## Exercise details:
Identify the lines containing the word "color". Copy each one.
--- start ---
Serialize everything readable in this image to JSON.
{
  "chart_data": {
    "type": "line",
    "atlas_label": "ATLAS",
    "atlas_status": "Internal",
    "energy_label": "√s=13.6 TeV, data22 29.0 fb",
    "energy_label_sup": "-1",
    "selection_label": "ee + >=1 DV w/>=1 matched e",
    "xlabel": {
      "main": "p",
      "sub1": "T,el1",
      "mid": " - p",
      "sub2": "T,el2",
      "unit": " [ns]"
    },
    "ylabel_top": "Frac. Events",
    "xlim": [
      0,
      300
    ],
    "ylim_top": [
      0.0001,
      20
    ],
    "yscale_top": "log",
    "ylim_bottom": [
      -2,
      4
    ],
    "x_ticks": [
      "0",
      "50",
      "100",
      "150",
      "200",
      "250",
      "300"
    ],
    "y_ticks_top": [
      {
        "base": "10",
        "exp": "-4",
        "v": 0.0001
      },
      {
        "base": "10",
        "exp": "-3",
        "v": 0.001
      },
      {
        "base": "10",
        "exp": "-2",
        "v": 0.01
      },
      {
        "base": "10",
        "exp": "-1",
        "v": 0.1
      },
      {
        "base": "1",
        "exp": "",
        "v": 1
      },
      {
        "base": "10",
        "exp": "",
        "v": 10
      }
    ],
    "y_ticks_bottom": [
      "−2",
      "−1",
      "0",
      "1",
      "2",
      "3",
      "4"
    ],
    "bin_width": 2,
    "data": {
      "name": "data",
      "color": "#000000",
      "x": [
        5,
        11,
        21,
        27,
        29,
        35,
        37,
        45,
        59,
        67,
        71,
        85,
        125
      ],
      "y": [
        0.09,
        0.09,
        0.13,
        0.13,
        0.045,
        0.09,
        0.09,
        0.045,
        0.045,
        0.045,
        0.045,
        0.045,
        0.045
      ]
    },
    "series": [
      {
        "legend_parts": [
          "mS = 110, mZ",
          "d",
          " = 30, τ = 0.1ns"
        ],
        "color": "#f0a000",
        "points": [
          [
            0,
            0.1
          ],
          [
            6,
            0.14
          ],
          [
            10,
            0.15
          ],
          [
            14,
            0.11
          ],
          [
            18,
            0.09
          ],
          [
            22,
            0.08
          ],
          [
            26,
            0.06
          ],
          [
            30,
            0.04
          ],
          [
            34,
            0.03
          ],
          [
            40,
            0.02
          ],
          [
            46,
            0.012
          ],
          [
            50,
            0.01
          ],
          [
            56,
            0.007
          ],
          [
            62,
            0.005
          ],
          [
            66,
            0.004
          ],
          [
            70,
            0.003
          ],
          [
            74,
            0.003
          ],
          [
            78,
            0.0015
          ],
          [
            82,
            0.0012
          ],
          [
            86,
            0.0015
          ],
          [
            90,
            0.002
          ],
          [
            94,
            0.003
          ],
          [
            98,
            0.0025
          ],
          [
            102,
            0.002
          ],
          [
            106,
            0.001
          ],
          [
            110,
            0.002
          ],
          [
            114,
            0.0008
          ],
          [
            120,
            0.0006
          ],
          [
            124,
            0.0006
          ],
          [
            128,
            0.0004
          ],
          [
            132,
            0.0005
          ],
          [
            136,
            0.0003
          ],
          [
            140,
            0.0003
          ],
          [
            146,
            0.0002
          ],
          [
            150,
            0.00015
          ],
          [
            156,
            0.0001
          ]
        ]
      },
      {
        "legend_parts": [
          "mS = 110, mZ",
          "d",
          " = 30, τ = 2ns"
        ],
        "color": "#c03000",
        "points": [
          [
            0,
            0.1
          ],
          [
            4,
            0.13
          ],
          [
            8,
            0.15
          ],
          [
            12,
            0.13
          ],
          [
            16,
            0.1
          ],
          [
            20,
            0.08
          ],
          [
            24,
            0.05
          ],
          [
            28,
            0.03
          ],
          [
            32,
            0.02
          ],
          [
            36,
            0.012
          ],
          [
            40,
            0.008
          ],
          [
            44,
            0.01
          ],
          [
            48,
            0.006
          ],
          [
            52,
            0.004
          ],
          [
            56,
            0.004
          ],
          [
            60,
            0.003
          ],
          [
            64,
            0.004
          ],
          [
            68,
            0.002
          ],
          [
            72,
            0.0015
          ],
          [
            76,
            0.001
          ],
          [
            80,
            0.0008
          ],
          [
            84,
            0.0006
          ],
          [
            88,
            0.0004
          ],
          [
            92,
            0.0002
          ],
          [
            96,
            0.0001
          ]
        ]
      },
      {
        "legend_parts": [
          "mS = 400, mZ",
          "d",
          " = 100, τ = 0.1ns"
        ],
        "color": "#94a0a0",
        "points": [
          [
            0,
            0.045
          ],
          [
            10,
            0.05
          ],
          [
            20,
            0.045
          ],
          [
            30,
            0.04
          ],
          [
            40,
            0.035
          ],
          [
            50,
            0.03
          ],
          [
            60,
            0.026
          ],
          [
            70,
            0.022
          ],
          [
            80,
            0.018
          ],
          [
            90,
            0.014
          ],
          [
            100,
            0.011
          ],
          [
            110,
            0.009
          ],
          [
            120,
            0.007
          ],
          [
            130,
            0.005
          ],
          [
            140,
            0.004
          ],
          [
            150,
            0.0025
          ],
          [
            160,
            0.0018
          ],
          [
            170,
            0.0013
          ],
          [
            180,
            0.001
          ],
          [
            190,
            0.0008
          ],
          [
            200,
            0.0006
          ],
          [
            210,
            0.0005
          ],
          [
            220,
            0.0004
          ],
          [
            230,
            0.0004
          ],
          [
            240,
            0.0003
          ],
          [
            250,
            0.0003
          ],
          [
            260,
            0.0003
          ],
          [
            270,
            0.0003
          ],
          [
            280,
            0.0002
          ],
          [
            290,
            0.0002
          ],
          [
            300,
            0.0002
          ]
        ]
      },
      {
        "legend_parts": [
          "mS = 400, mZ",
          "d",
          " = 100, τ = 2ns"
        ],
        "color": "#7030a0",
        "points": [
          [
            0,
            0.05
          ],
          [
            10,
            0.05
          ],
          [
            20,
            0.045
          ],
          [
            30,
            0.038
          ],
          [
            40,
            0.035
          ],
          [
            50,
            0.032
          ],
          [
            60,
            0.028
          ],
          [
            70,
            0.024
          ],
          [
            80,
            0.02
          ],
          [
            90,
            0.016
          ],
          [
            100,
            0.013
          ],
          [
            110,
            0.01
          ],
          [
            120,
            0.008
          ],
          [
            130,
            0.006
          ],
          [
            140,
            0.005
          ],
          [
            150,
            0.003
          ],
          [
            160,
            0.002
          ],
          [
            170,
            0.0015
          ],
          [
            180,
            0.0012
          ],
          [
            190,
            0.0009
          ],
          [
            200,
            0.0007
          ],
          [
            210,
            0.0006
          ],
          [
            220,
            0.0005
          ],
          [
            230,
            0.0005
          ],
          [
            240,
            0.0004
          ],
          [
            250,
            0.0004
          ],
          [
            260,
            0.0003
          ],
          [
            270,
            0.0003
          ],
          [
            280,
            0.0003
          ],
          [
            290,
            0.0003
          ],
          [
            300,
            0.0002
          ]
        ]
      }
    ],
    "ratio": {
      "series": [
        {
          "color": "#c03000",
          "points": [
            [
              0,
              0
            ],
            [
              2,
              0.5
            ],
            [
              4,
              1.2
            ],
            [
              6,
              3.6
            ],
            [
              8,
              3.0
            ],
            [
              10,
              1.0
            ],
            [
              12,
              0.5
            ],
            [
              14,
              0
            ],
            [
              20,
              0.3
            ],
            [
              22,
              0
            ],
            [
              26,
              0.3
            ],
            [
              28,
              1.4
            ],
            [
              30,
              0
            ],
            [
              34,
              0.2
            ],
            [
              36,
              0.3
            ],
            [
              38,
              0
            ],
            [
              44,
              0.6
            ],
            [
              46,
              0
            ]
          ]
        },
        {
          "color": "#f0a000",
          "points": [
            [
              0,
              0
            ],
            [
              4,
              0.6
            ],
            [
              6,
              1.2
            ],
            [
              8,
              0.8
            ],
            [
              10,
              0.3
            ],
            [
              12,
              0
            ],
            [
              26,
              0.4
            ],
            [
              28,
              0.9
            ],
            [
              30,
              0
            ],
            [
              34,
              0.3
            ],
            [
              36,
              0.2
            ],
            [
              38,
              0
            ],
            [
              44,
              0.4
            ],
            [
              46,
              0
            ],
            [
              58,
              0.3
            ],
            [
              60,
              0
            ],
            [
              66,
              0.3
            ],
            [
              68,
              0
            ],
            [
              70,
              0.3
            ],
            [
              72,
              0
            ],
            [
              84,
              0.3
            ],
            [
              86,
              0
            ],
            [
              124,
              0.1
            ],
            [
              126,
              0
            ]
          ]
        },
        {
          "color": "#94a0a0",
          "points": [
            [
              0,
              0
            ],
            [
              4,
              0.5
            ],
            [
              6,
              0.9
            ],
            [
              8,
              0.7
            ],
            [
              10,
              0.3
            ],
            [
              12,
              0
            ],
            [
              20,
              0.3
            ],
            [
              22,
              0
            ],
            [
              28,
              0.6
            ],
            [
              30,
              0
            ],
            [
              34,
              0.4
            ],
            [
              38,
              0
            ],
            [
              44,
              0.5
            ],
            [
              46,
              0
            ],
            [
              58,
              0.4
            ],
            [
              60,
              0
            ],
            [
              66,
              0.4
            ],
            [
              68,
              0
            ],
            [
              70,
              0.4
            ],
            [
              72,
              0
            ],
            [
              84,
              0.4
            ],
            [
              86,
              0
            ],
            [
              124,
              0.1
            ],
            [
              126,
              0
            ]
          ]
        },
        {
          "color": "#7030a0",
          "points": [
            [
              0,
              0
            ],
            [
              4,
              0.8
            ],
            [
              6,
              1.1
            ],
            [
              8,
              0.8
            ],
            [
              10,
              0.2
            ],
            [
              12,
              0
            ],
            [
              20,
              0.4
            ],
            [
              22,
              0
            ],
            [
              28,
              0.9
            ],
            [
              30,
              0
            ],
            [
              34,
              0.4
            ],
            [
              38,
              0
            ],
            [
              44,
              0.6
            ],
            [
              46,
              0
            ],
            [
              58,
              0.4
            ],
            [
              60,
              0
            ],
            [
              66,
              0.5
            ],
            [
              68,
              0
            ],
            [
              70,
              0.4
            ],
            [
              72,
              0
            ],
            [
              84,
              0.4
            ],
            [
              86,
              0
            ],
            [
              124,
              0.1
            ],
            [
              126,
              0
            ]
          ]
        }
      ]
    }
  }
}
--- end ---
## Answer to the exercise:
      "color": "#000000",
        "color": "#f0a000",
        "color": "#c03000",
        "color": "#94a0a0",
        "color": "#7030a0",
          "color": "#c03000",
          "color": "#f0a000",
          "color": "#94a0a0",
          "color": "#7030a0",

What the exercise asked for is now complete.